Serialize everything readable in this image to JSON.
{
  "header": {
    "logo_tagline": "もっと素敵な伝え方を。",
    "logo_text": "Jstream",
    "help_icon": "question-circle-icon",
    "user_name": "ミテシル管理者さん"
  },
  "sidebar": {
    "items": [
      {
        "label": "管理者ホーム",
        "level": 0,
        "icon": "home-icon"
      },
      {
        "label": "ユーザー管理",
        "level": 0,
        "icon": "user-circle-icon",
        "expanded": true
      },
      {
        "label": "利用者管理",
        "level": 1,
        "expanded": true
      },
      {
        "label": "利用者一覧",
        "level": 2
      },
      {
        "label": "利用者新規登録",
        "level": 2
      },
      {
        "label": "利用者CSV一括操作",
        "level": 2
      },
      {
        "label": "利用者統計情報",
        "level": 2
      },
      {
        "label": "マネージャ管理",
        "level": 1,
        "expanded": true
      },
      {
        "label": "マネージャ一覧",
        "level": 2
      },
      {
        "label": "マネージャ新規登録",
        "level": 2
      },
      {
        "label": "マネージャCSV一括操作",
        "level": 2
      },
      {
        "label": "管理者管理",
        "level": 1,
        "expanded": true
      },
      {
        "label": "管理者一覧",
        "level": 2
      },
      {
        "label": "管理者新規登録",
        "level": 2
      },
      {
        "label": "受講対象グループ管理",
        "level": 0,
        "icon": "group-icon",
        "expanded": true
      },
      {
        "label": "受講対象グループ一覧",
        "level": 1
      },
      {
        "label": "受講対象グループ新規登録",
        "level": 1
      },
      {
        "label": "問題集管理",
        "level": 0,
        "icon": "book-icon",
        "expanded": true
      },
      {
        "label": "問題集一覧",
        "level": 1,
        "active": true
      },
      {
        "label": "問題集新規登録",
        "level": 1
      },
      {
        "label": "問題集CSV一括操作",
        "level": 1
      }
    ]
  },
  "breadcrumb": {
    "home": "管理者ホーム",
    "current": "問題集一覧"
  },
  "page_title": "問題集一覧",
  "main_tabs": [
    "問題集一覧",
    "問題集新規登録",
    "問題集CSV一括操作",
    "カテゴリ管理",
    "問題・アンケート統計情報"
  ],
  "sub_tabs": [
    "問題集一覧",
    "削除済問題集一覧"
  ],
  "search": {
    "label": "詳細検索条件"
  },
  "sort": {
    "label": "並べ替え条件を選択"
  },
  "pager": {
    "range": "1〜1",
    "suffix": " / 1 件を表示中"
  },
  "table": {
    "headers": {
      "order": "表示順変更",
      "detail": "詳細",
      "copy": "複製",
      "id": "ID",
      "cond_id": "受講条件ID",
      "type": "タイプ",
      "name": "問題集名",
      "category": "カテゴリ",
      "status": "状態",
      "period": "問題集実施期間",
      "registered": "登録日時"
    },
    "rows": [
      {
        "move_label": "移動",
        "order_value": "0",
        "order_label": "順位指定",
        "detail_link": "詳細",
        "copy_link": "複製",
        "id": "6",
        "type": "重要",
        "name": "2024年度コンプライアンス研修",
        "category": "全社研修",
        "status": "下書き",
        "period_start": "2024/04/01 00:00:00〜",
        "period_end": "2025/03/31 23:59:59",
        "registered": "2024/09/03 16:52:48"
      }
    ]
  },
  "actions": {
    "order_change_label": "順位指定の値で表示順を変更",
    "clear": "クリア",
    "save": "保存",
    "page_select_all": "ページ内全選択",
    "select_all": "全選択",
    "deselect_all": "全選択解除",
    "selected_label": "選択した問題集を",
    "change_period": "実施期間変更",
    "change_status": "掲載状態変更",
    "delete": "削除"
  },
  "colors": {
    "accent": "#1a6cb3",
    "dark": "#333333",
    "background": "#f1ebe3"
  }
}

◆ **Given task**:
Extract the full listing and reproduce each line exactly.

◆ **Output of the task**:
Serialize everything readable in this image to JSON.
{
  "header": {
    "logo_tagline": "もっと素敵な伝え方を。",
    "logo_text": "Jstream",
    "help_icon": "question-circle-icon",
    "user_name": "ミテシル管理者さん"
  },
  "sidebar": {
    "items": [
      {
        "label": "管理者ホーム",
        "level": 0,
        "icon": "home-icon"
      },
      {
        "label": "ユーザー管理",
        "level": 0,
        "icon": "user-circle-icon",
        "expanded": true
      },
      {
        "label": "利用者管理",
        "level": 1,
        "expanded": true
      },
      {
        "label": "利用者一覧",
        "level": 2
      },
      {
        "label": "利用者新規登録",
        "level": 2
      },
      {
        "label": "利用者CSV一括操作",
        "level": 2
      },
      {
        "label": "利用者統計情報",
        "level": 2
      },
      {
        "label": "マネージャ管理",
        "level": 1,
        "expanded": true
      },
      {
        "label": "マネージャ一覧",
        "level": 2
      },
      {
        "label": "マネージャ新規登録",
        "level": 2
      },
      {
        "label": "マネージャCSV一括操作",
        "level": 2
      },
      {
        "label": "管理者管理",
        "level": 1,
        "expanded": true
      },
      {
        "label": "管理者一覧",
        "level": 2
      },
      {
        "label": "管理者新規登録",
        "level": 2
      },
      {
        "label": "受講対象グループ管理",
        "level": 0,
        "icon": "group-icon",
        "expanded": true
      },
      {
        "label": "受講対象グループ一覧",
        "level": 1
      },
      {
        "label": "受講対象グループ新規登録",
        "level": 1
      },
      {
        "label": "問題集管理",
        "level": 0,
        "icon": "book-icon",
        "expanded": true
      },
      {
        "label": "問題集一覧",
        "level": 1,
        "active": true
      },
      {
        "label": "問題集新規登録",
        "level": 1
      },
      {
        "label": "問題集CSV一括操作",
        "level": 1
      }
    ]
  },
  "breadcrumb": {
    "home": "管理者ホーム",
    "current": "問題集一覧"
  },
  "page_title": "問題集一覧",
  "main_tabs": [
    "問題集一覧",
    "問題集新規登録",
    "問題集CSV一括操作",
    "カテゴリ管理",
    "問題・アンケート統計情報"
  ],
  "sub_tabs": [
    "問題集一覧",
    "削除済問題集一覧"
  ],
  "search": {
    "label": "詳細検索条件"
  },
  "sort": {
    "label": "並べ替え条件を選択"
  },
  "pager": {
    "range": "1〜1",
    "suffix": " / 1 件を表示中"
  },
  "table": {
    "headers": {
      "order": "表示順変更",
      "detail": "詳細",
      "copy": "複製",
      "id": "ID",
      "cond_id": "受講条件ID",
      "type": "タイプ",
      "name": "問題集名",
      "category": "カテゴリ",
      "status": "状態",
      "period": "問題集実施期間",
      "registered": "登録日時"
    },
    "rows": [
      {
        "move_label": "移動",
        "order_value": "0",
        "order_label": "順位指定",
        "detail_link": "詳細",
        "copy_link": "複製",
        "id": "6",
        "type": "重要",
        "name": "2024年度コンプライアンス研修",
        "category": "全社研修",
        "status": "下書き",
        "period_start": "2024/04/01 00:00:00〜",
        "period_end": "2025/03/31 23:59:59",
        "registered": "2024/09/03 16:52:48"
      }
    ]
  },
  "actions": {
    "order_change_label": "順位指定の値で表示順を変更",
    "clear": "クリア",
    "save": "保存",
    "page_select_all": "ページ内全選択",
    "select_all": "全選択",
    "deselect_all": "全選択解除",
    "selected_label": "選択した問題集を",
    "change_period": "実施期間変更",
    "change_status": "掲載状態変更",
    "delete": "削除"
  },
  "colors": {
    "accent": "#1a6cb3",
    "dark": "#333333",
    "background": "#f1ebe3"
  }
}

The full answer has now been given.